### EXTRAIT CHOISI
+ + + +
Elle développe la manière dont des stratégies textuelles provoquent un "effet d'estrangement", pour utiliser la terminologie de D. Suvin, propice à la construction économique d'encyclopédies imaginaires, de "xéno-encyclopédies", somme des savoirs nécessaires à la compréhension du monde imaginaire qui nous est présenté : déclencheurs science-fictionnels, comme les "mots-fictions" forgés pour la circonstance (cf. le hralz de la 4e de couverture6), altérités discursives (dont plutôt qu'une définition il est préférable de donner un exemple : l'incipit du Monde inverti : "J'avais atteint l'âge de mille kilomètres"), étrangetés globales (équilibre entre l'inattendu et le familier). Ressorts didactiques, ou diverses techniques utilisées pour faire passer une indispensable information dans une trame narrative : apposition, caractérisation, description motivée, retour en arrière, etc.
+ + + +
### DONNÉES FOURNIES
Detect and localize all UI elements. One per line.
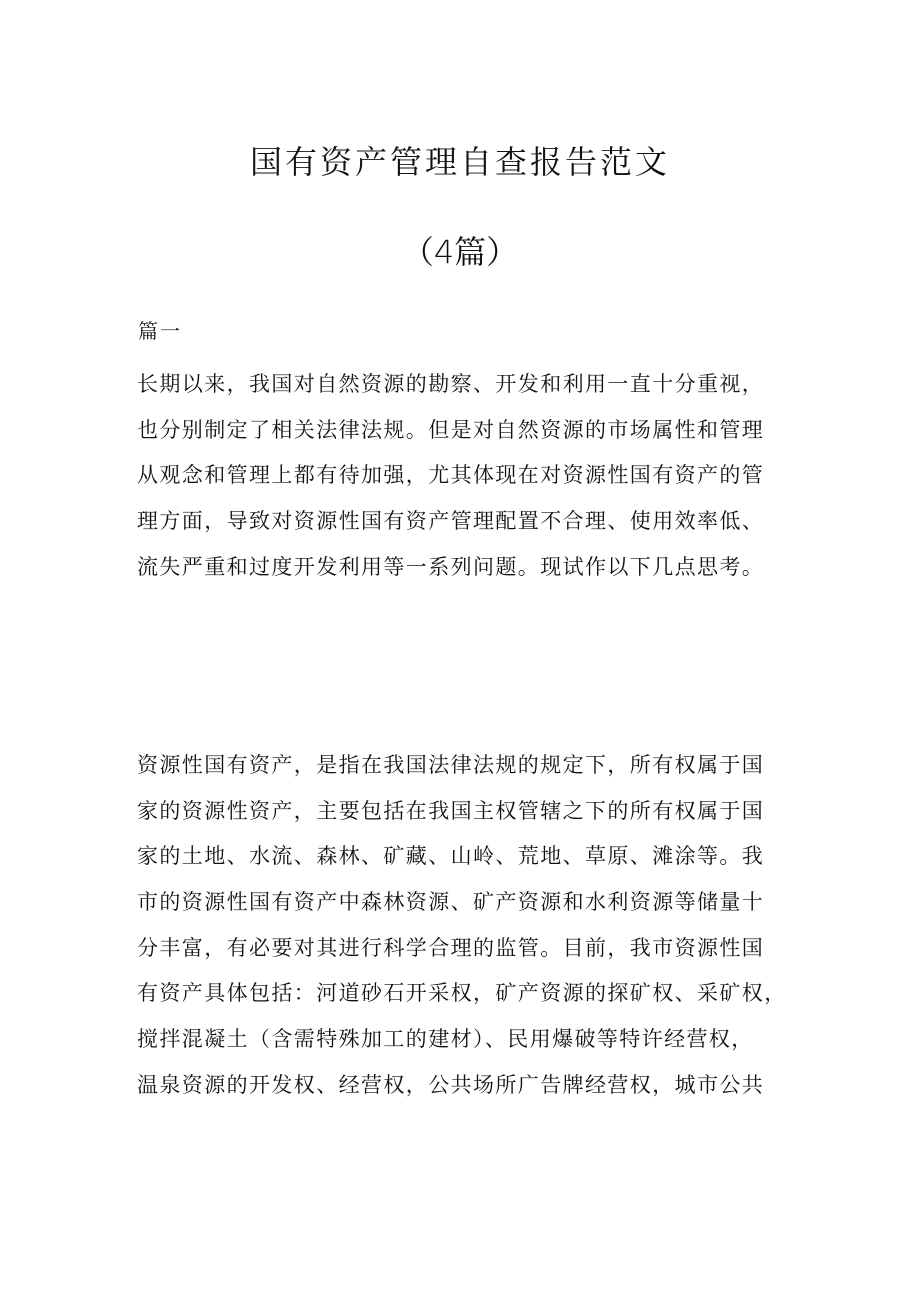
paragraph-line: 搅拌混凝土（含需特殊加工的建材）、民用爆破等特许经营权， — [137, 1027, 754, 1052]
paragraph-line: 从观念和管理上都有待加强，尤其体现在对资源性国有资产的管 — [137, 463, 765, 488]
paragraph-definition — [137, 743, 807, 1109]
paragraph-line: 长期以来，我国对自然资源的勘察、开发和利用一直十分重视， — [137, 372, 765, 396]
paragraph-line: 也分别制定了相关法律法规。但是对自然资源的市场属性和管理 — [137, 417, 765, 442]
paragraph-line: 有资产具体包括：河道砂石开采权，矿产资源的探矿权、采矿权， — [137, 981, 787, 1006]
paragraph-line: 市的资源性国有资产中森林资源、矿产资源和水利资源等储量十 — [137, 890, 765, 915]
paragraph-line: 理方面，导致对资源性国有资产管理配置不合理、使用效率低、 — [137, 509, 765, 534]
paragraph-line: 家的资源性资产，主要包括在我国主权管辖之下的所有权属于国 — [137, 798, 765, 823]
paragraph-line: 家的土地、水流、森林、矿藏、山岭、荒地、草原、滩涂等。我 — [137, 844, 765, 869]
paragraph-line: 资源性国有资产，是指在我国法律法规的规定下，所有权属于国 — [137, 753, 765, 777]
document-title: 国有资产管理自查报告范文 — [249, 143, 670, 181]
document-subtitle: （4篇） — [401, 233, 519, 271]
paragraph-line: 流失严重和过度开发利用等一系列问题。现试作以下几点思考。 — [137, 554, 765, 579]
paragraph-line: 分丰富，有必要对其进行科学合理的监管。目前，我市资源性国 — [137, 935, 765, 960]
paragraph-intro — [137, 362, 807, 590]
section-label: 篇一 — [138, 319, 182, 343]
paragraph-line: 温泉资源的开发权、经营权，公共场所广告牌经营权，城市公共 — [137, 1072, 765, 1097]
+ + + +
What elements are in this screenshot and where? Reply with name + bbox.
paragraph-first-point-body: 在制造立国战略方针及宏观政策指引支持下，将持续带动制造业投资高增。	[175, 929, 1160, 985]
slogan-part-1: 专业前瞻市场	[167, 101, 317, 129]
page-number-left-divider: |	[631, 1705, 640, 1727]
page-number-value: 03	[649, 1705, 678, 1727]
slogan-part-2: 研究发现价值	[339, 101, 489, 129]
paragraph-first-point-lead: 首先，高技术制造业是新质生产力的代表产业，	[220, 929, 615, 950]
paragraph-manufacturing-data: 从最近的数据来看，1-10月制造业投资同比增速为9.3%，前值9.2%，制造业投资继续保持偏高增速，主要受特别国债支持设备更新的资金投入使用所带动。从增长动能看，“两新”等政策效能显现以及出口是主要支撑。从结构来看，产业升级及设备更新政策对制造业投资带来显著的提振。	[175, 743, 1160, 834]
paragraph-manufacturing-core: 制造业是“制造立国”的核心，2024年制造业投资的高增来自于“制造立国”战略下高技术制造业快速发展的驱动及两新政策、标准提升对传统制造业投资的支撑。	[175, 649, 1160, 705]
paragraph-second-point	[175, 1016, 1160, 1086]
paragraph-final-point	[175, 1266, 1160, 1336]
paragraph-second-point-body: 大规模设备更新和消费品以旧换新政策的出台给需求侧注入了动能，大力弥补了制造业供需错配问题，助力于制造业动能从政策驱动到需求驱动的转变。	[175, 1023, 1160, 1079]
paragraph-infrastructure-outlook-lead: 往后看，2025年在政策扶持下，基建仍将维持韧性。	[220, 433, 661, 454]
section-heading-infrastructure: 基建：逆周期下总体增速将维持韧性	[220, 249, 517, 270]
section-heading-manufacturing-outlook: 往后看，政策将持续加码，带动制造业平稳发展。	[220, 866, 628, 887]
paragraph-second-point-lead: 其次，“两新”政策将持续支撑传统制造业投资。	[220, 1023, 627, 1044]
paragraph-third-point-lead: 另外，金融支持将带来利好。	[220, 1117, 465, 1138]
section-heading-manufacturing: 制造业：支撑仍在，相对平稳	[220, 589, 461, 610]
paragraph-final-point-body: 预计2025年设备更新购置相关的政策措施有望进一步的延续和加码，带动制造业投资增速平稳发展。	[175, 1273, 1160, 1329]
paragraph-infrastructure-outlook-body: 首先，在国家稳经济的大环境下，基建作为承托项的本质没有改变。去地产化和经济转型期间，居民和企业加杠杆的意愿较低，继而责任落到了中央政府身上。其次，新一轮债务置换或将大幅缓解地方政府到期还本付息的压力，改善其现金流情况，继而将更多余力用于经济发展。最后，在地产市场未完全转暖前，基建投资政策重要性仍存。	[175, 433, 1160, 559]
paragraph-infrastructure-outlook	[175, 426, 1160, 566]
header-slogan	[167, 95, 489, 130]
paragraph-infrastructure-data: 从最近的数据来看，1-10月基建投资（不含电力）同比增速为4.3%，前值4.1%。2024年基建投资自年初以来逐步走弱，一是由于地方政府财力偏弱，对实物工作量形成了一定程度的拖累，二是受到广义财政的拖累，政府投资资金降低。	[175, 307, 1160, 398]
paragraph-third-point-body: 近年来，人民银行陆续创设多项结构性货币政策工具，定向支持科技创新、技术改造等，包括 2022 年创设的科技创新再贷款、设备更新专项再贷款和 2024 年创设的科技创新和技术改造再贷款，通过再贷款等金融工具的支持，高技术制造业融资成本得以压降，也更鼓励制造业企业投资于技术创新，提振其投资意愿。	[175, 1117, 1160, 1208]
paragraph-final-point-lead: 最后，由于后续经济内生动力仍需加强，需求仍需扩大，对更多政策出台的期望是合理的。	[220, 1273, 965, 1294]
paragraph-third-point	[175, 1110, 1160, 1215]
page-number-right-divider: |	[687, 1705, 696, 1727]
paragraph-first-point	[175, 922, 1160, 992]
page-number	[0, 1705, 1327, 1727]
+ + + +
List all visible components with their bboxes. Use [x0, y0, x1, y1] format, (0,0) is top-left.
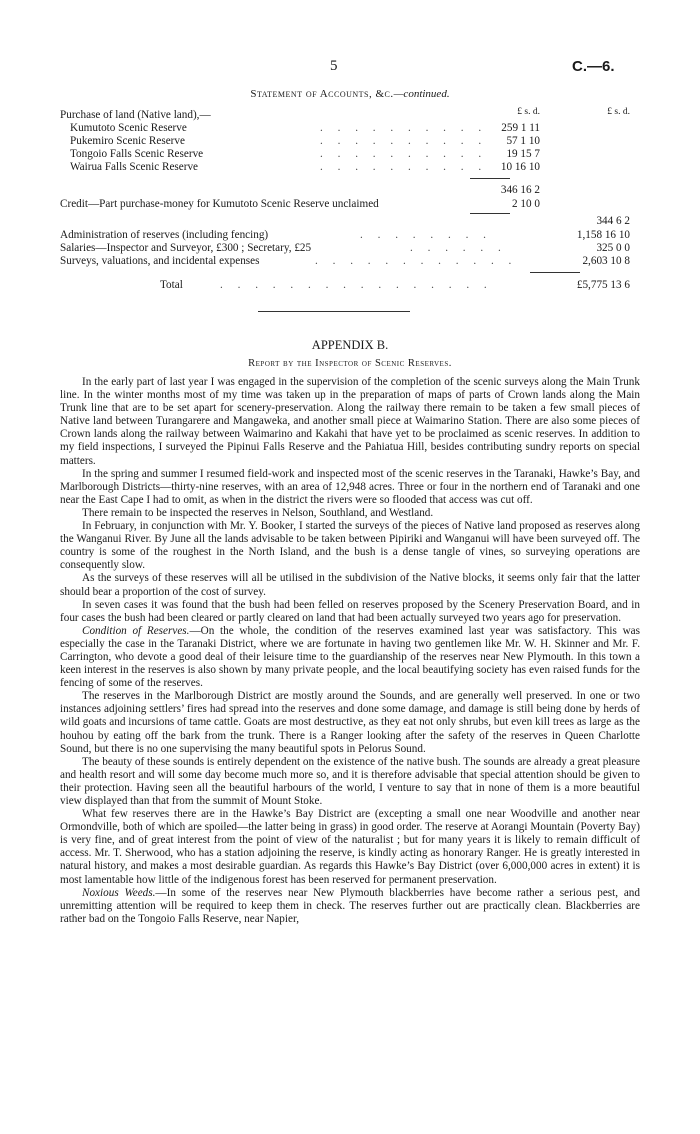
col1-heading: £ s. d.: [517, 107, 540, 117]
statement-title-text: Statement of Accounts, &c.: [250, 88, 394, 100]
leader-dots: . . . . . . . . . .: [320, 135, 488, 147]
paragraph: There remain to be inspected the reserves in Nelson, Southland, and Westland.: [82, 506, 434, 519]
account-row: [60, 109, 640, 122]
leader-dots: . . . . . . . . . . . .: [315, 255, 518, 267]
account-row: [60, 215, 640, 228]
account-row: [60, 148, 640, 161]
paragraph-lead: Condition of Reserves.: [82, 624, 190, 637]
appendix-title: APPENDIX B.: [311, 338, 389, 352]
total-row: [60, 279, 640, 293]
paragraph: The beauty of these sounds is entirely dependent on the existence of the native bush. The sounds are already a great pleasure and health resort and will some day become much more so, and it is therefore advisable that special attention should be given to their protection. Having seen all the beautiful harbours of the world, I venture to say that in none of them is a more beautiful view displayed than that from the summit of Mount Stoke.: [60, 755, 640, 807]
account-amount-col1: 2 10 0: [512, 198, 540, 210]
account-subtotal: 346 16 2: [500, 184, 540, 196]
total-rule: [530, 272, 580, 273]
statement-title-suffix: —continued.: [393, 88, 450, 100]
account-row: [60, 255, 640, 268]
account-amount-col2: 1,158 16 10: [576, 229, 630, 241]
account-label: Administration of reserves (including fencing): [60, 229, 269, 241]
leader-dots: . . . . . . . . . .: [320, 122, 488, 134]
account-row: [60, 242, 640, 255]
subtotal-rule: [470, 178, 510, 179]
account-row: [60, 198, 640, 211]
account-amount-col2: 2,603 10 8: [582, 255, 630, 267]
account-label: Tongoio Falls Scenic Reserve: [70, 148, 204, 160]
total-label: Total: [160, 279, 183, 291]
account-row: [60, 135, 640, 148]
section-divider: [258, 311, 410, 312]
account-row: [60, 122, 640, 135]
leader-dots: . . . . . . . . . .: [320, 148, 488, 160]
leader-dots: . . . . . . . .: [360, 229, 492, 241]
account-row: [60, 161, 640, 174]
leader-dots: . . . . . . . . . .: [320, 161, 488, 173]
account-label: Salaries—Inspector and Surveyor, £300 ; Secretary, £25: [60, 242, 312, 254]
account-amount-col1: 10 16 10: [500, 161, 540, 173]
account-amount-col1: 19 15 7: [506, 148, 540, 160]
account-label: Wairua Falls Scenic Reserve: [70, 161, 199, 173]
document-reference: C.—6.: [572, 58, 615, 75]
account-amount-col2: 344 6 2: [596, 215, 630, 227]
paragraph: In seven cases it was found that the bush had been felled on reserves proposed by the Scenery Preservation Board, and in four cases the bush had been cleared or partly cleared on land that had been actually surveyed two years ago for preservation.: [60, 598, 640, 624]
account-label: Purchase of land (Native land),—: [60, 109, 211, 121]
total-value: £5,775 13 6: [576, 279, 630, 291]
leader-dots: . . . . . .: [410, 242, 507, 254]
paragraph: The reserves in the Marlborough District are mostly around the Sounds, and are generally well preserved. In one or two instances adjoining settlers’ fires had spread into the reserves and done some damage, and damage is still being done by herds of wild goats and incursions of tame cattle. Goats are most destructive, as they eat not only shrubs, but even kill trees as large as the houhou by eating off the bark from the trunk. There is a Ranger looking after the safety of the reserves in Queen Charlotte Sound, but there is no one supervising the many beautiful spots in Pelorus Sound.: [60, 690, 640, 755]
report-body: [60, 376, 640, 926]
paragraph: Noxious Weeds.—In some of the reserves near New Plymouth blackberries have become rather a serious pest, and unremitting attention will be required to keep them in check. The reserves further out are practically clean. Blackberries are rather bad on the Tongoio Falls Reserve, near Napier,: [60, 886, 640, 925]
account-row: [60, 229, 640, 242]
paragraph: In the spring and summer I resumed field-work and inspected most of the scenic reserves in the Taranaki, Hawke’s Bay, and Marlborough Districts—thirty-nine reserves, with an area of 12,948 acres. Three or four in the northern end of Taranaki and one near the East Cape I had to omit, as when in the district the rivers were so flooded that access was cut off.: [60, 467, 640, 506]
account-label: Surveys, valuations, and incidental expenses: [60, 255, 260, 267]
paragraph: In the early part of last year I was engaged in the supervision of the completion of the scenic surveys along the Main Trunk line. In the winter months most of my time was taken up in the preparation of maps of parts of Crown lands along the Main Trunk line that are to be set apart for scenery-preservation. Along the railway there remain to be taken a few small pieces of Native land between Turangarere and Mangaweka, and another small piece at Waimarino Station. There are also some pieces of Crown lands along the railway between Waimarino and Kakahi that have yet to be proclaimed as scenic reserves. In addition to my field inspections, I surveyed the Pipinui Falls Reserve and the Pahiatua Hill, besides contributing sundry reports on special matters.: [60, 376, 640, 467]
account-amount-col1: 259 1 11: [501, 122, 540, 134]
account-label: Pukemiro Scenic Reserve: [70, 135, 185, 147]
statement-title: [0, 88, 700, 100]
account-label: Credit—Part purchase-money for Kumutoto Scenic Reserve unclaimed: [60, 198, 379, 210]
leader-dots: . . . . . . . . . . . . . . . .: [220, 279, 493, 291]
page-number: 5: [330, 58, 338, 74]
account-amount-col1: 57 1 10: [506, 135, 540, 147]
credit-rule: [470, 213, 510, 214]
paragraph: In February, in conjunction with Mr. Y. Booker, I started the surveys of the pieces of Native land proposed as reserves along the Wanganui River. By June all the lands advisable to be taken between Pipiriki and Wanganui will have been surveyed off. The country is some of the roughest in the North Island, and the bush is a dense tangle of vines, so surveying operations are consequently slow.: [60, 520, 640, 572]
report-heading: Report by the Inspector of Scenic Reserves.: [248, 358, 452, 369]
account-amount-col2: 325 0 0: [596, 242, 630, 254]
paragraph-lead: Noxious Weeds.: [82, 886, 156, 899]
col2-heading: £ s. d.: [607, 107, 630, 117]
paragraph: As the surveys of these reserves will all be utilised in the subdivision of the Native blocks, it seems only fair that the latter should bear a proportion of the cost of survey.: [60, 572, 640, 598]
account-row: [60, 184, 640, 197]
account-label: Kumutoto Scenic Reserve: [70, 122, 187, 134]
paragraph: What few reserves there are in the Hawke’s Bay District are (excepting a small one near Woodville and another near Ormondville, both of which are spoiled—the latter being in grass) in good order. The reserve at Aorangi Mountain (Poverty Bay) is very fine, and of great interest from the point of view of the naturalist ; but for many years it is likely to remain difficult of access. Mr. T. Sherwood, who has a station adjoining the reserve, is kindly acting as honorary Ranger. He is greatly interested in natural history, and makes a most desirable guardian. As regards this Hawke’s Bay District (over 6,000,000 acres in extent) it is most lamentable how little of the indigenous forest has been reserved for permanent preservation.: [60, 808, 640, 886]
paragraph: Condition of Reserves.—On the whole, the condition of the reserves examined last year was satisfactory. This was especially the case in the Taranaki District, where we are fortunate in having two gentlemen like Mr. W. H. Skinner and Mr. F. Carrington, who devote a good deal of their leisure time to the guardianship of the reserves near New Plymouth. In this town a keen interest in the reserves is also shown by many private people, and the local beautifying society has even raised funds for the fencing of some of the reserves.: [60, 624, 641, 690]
+ + + +
Relevez, s'il vous plaît, toutes les techniques que l'extrait choisi range parmi les ressorts didactiques servant à faire passer l'information dans une trame narrative.

- apposition
- caractérisation
- description motivée
- retour en arrière